[Saved entries]

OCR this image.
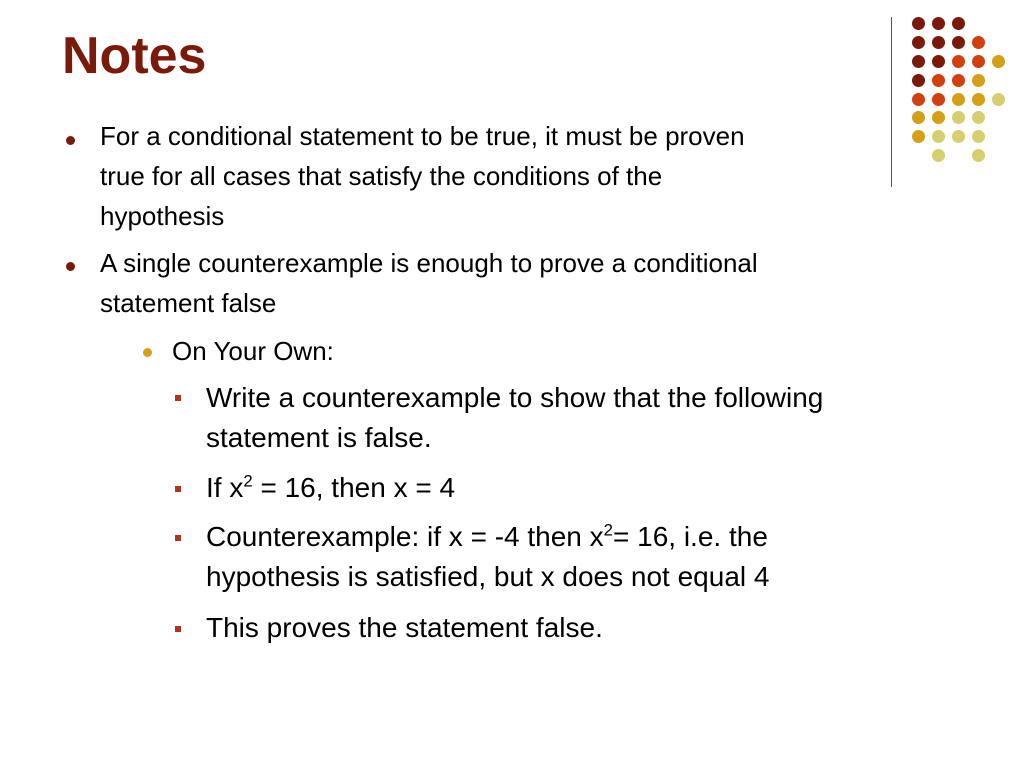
Notes

For a conditional statement to be true, it must be proven
true for all cases that satisfy the conditions of the
hypothesis

A single counterexample is enough to prove a conditional
statement false

On Your Own:

Write a counterexample to show that the following
statement is false.

If $x^2 = 16$, then x = 4

Counterexample: if x = -4 then $x^2= 16$, i.e. the
hypothesis is satisfied, but x does not equal 4

This proves the statement false.
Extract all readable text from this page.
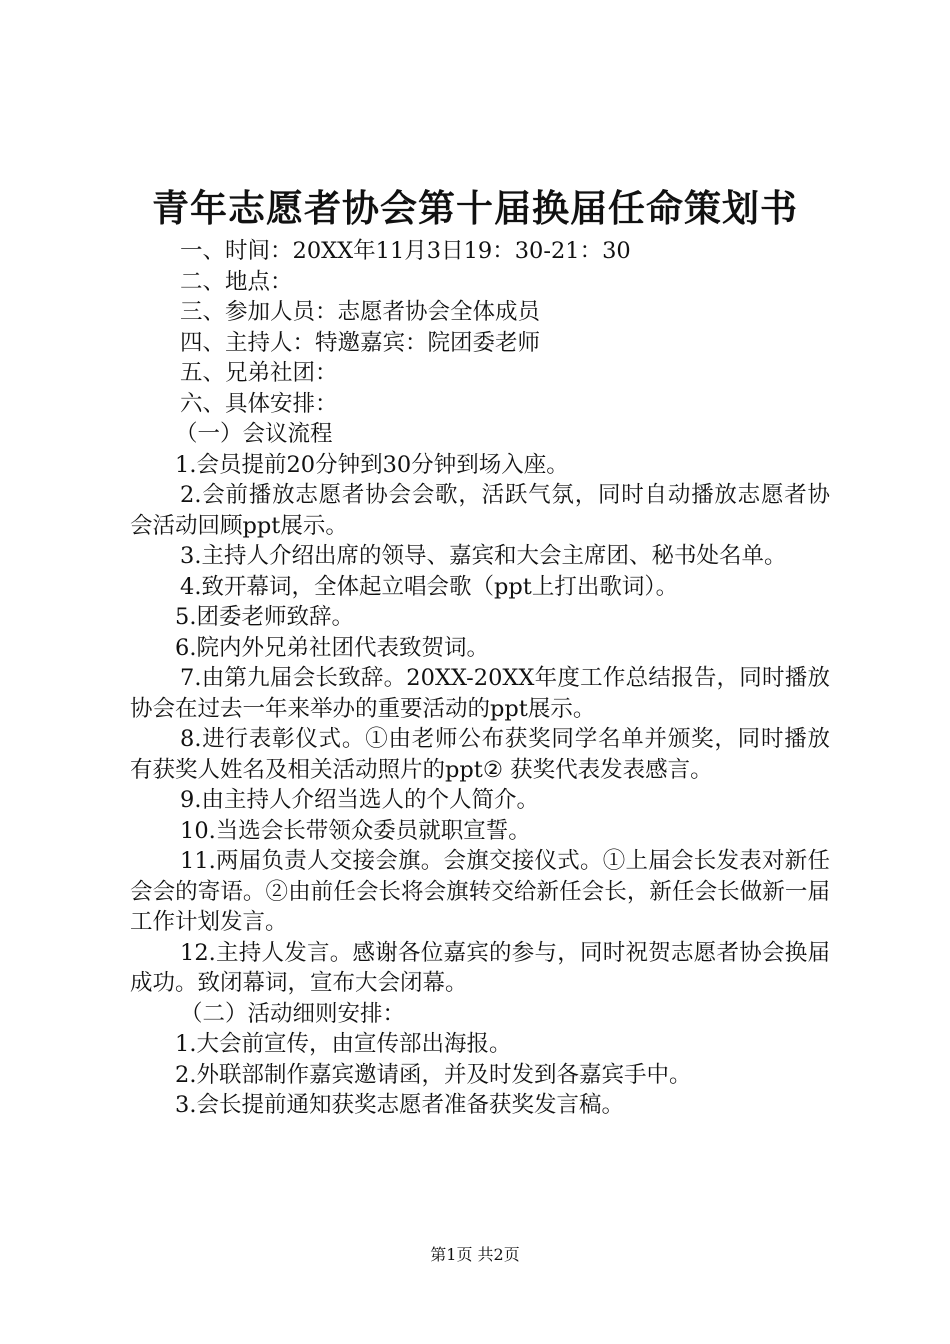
青年志愿者协会第十届换届任命策划书

一、时间：20XX年11月3日19：30-21：30

二、地点：

三、参加人员：志愿者协会全体成员

四、主持人：特邀嘉宾：院团委老师

五、兄弟社团：

六、具体安排：

（一）会议流程

1.会员提前20分钟到30分钟到场入座。

2.会前播放志愿者协会会歌，活跃气氛，同时自动播放志愿者协会活动回顾ppt展示。

3.主持人介绍出席的领导、嘉宾和大会主席团、秘书处名单。

4.致开幕词，全体起立唱会歌（ppt上打出歌词）。

5.团委老师致辞。

6.院内外兄弟社团代表致贺词。

7.由第九届会长致辞。20XX-20XX年度工作总结报告，同时播放协会在过去一年来举办的重要活动的ppt展示。

8.进行表彰仪式。①由老师公布获奖同学名单并颁奖，同时播放有获奖人姓名及相关活动照片的ppt② 获奖代表发表感言。

9.由主持人介绍当选人的个人简介。

10.当选会长带领众委员就职宣誓。

11.两届负责人交接会旗。会旗交接仪式。①上届会长发表对新任会会的寄语。②由前任会长将会旗转交给新任会长，新任会长做新一届工作计划发言。

12.主持人发言。感谢各位嘉宾的参与，同时祝贺志愿者协会换届成功。致闭幕词，宣布大会闭幕。

（二）活动细则安排：

1.大会前宣传，由宣传部出海报。

2.外联部制作嘉宾邀请函，并及时发到各嘉宾手中。

3.会长提前通知获奖志愿者准备获奖发言稿。

第1页 共2页
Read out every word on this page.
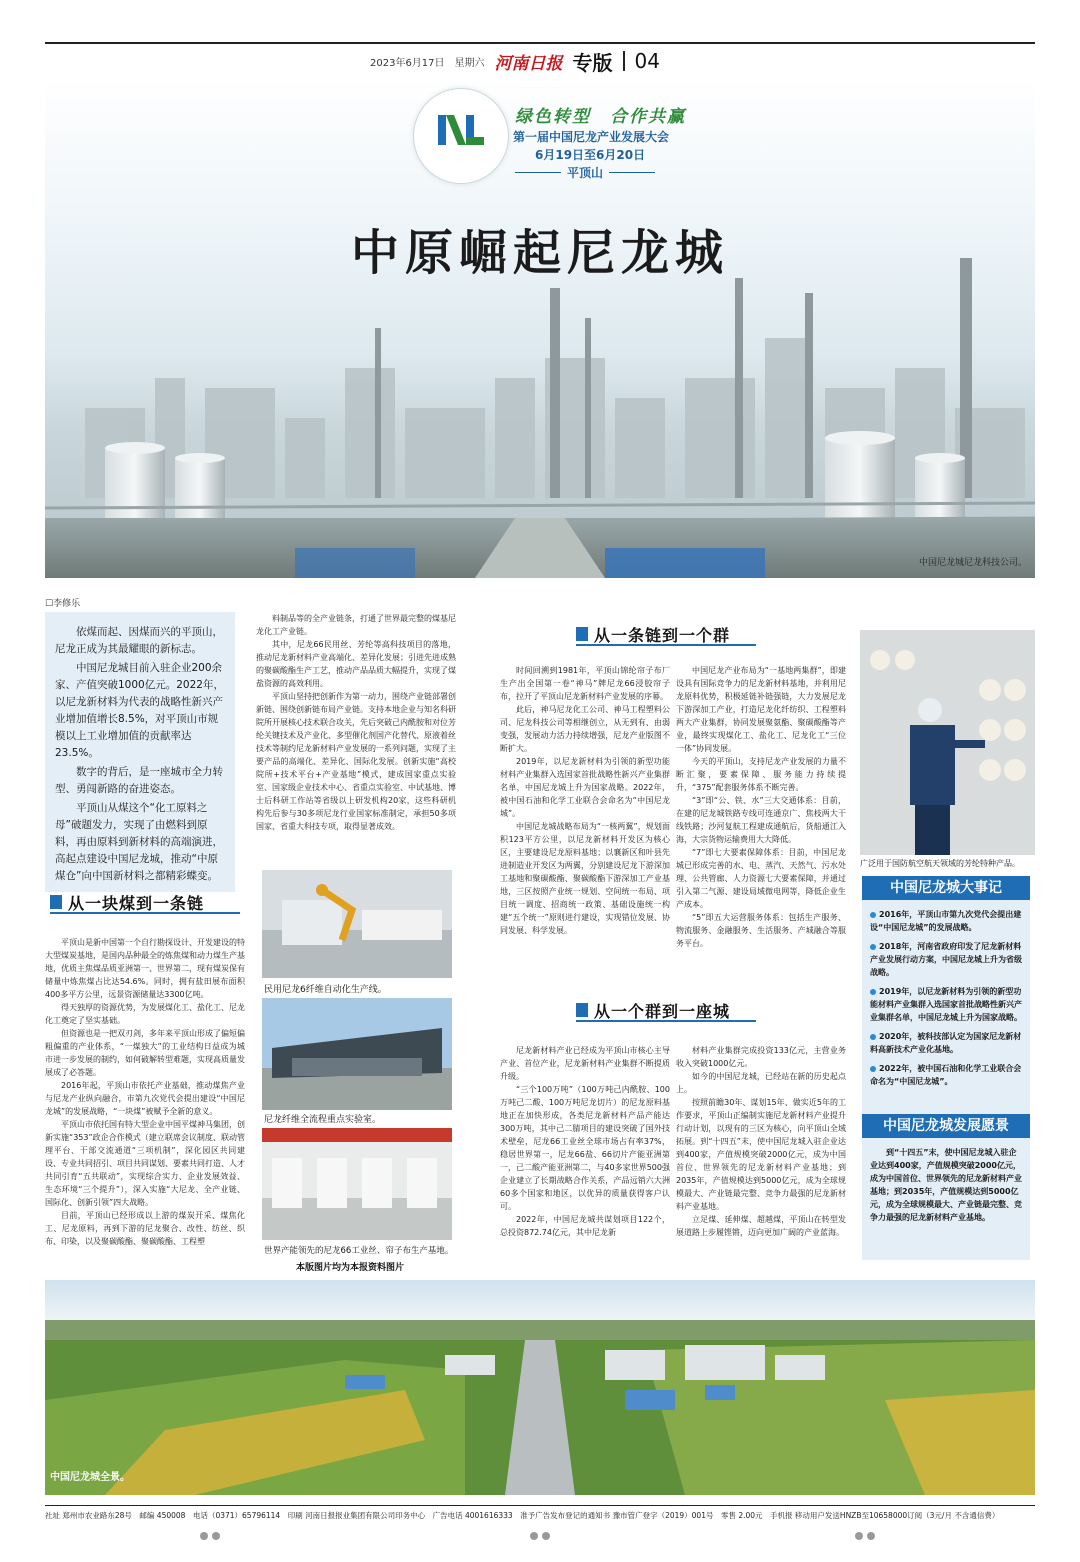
2023年6月17日　星期六 河南日报 专版 04
绿色转型　合作共赢
第一届中国尼龙产业发展大会
6月19日至6月20日
平顶山
中原崛起尼龙城
中国尼龙城尼龙科技公司。
☐李修乐

依煤而起、因煤而兴的平顶山，尼龙正成为其最耀眼的新标志。

中国尼龙城目前入驻企业200余家、产值突破1000亿元。2022年，以尼龙新材料为代表的战略性新兴产业增加值增长8.5%，对平顶山市规模以上工业增加值的贡献率达23.5%。

数字的背后，是一座城市全力转型、勇闯新路的奋进姿态。

平顶山从煤这个“化工原料之母”破题发力，实现了由燃料到原料，再由原料到新材料的高端演进，高起点建设中国尼龙城，推动“中原煤仓”向中国新材料之都精彩蝶变。

料制品等的全产业链条，打通了世界最完整的煤基尼龙化工产业链。

其中，尼龙66民用丝、芳纶等高科技项目的落地，推动尼龙新材料产业高端化、差异化发展；引进先进成熟的聚碳酸酯生产工艺，推动产品品质大幅提升，实现了煤盐资源的高效利用。

平顶山坚持把创新作为第一动力，围绕产业链部署创新链、围绕创新链布局产业链。支持本地企业与知名科研院所开展核心技术联合攻关，先后突破己内酰胺和对位芳纶关键技术及产业化、多型催化剂国产化替代、原液着丝技术等制约尼龙新材料产业发展的一系列问题，实现了主要产品的高端化、差异化、国际化发展。创新实施“高校院所+技术平台+产业基地”模式，建成国家重点实验室、国家级企业技术中心、省重点实验室、中试基地、博士后科研工作站等省级以上研发机构20家，这些科研机构先后参与30多项尼龙行业国家标准制定，承担50多项国家、省重大科技专项，取得显著成效。

从一块煤到一条链

平顶山是新中国第一个自行勘探设计、开发建设的特大型煤炭基地，是国内品种最全的炼焦煤和动力煤生产基地，优质主焦煤品质亚洲第一、世界第二，现有煤炭保有储量中炼焦煤占比达54.6%。同时，拥有盐田展布面积400多平方公里，远景资源储量达3300亿吨。

得天独厚的资源优势，为发展煤化工、盐化工、尼龙化工奠定了坚实基础。

但资源也是一把双刃剑，多年来平顶山形成了偏短偏粗偏重的产业体系，“一煤独大”的工业结构日益成为城市进一步发展的制约，如何破解转型难题，实现高质量发展成了必答题。

2016年起，平顶山市依托产业基础，推动煤焦产业与尼龙产业纵向融合，市第九次党代会提出建设“中国尼龙城”的发展战略，“一块煤”被赋予全新的意义。

平顶山市依托国有特大型企业中国平煤神马集团，创新实施“353”政企合作模式（建立联席会议制度、联动管理平台、干部交流通道“三项机制”，深化园区共同建设、专业共同招引、项目共同谋划、要素共同打造、人才共同引育“五共联动”，实现综合实力、企业发展效益、生态环境“三个提升”），深入实施“大尼龙、全产业链、国际化、创新引领”四大战略。

目前，平顶山已经形成以上游的煤炭开采、煤焦化工、尼龙原料，再到下游的尼龙聚合、改性、纺丝、织布、印染，以及聚碳酸酯、聚碳酸酯、工程塑

民用尼龙6纤维自动化生产线。
尼龙纤维全流程重点实验室。
世界产能领先的尼龙66工业丝、帘子布生产基地。
本版图片均为本报资料图片
从一条链到一个群

时间回溯到1981年，平顶山锦纶帘子布厂生产出全国第一卷“神马”牌尼龙66浸胶帘子布，拉开了平顶山尼龙新材料产业发展的序幕。

此后，神马尼龙化工公司、神马工程塑料公司、尼龙科技公司等相继创立，从无到有、由弱变强，发展动力活力持续增强，尼龙产业版图不断扩大。

2019年，以尼龙新材料为引领的新型功能材料产业集群入选国家首批战略性新兴产业集群名单，中国尼龙城上升为国家战略。2022年，被中国石油和化学工业联合会命名为“中国尼龙城”。

中国尼龙城战略布局为“一核两翼”，规划面积123平方公里，以尼龙新材料开发区为核心区，主要建设尼龙原料基地；以襄新区和叶县先进制造业开发区为两翼，分别建设尼龙下游深加工基地和聚碳酸酯、聚碳酸酯下游深加工产业基地，三区按照产业统一规划、空间统一布局、项目统一调度、招商统一政策、基础设施统一构建“五个统一”原则进行建设，实现错位发展、协同发展、科学发展。

中国尼龙产业布局为“一基地两集群”，即建设具有国际竞争力的尼龙新材料基地，并利用尼龙原料优势，积极延链补链强链，大力发展尼龙下游深加工产业，打造尼龙化纤纺织、工程塑料两大产业集群，协同发展聚氨酯、聚碳酸酯等产业，最终实现煤化工、盐化工、尼龙化工“三位一体”协同发展。

今天的平顶山，支持尼龙产业发展的力量不断汇聚，要素保障、服务能力持续提升，“375”配套服务体系不断完善。

“3”即“公、铁、水”三大交通体系：目前，在建的尼龙城铁路专线可连通京广、焦枝两大干线铁路；沙河复航工程建成通航后，货船通江入海，大宗货物运输费用大大降低。

“7”即七大要素保障体系：目前，中国尼龙城已形成完善的水、电、蒸汽、天然气、污水处理、公共管廊、人力资源七大要素保障，并通过引入第二气源、建设局域微电网等，降低企业生产成本。

“5”即五大运营服务体系：包括生产服务、物流服务、金融服务、生活服务、产城融合等服务平台。

从一个群到一座城

尼龙新材料产业已经成为平顶山市核心主导产业、首位产业，尼龙新材料产业集群不断提质升级。

“三个100万吨”（100万吨己内酰胺、100万吨己二酸、100万吨尼龙切片）的尼龙原料基地正在加快形成，各类尼龙新材料产品产能达300万吨，其中己二腈项目的建设突破了国外技术壁垒，尼龙66工业丝全球市场占有率37%，稳居世界第一，尼龙66盐、66切片产能亚洲第一，己二酸产能亚洲第二，与40多家世界500强企业建立了长期战略合作关系，产品远销六大洲60多个国家和地区，以优异的质量获得客户认可。

2022年，中国尼龙城共谋划项目122个，总投资872.74亿元，其中尼龙新

材料产业集群完成投资133亿元，主营业务收入突破1000亿元。

如今的中国尼龙城，已经站在新的历史起点上。

按照前瞻30年、谋划15年、做实近5年的工作要求，平顶山正编制实施尼龙新材料产业提升行动计划，以现有的三区为核心，向平顶山全域拓展。到“十四五”末，使中国尼龙城入驻企业达到400家，产值规模突破2000亿元，成为中国首位、世界领先的尼龙新材料产业基地；到2035年，产值规模达到5000亿元，成为全球规模最大、产业链最完整、竞争力最强的尼龙新材料产业基地。

立足煤、延伸煤、超越煤，平顶山在转型发展道路上步履铿锵，迈向更加广阔的产业蓝海。

广泛用于国防航空航天领域的芳纶特种产品。
中国尼龙城大事记
2016年，平顶山市第九次党代会提出建设“中国尼龙城”的发展战略。
2018年，河南省政府印发了尼龙新材料产业发展行动方案，中国尼龙城上升为省级战略。
2019年，以尼龙新材料为引领的新型功能材料产业集群入选国家首批战略性新兴产业集群名单，中国尼龙城上升为国家战略。
2020年，被科技部认定为国家尼龙新材料高新技术产业化基地。
2022年，被中国石油和化学工业联合会命名为“中国尼龙城”。
中国尼龙城发展愿景
到“十四五”末，使中国尼龙城入驻企业达到400家，产值规模突破2000亿元，成为中国首位、世界领先的尼龙新材料产业基地；到2035年，产值规模达到5000亿元，成为全球规模最大、产业链最完整、竞争力最强的尼龙新材料产业基地。
中国尼龙城全景。
社址 郑州市农业路东28号　邮编 450008　电话（0371）65796114　印刷 河南日报报业集团有限公司印务中心　广告电话 4001616333　准予广告发布登记的通知书 豫市管广登字（2019）001号　零售 2.00元　手机报 移动用户发送HNZB至10658000订阅（3元/月 不含通信费）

◆ Directions for this task ◆
Locate all lines in the listing above with the word "被中国石油和化学工业联合会命名为". Copy them.

◆ Reply ◆
2019年，以尼龙新材料为引领的新型功能材料产业集群入选国家首批战略性新兴产业集群名单，中国尼龙城上升为国家战略。2022年，被中国石油和化学工业联合会命名为“中国尼龙城”。
2022年，被中国石油和化学工业联合会命名为“中国尼龙城”。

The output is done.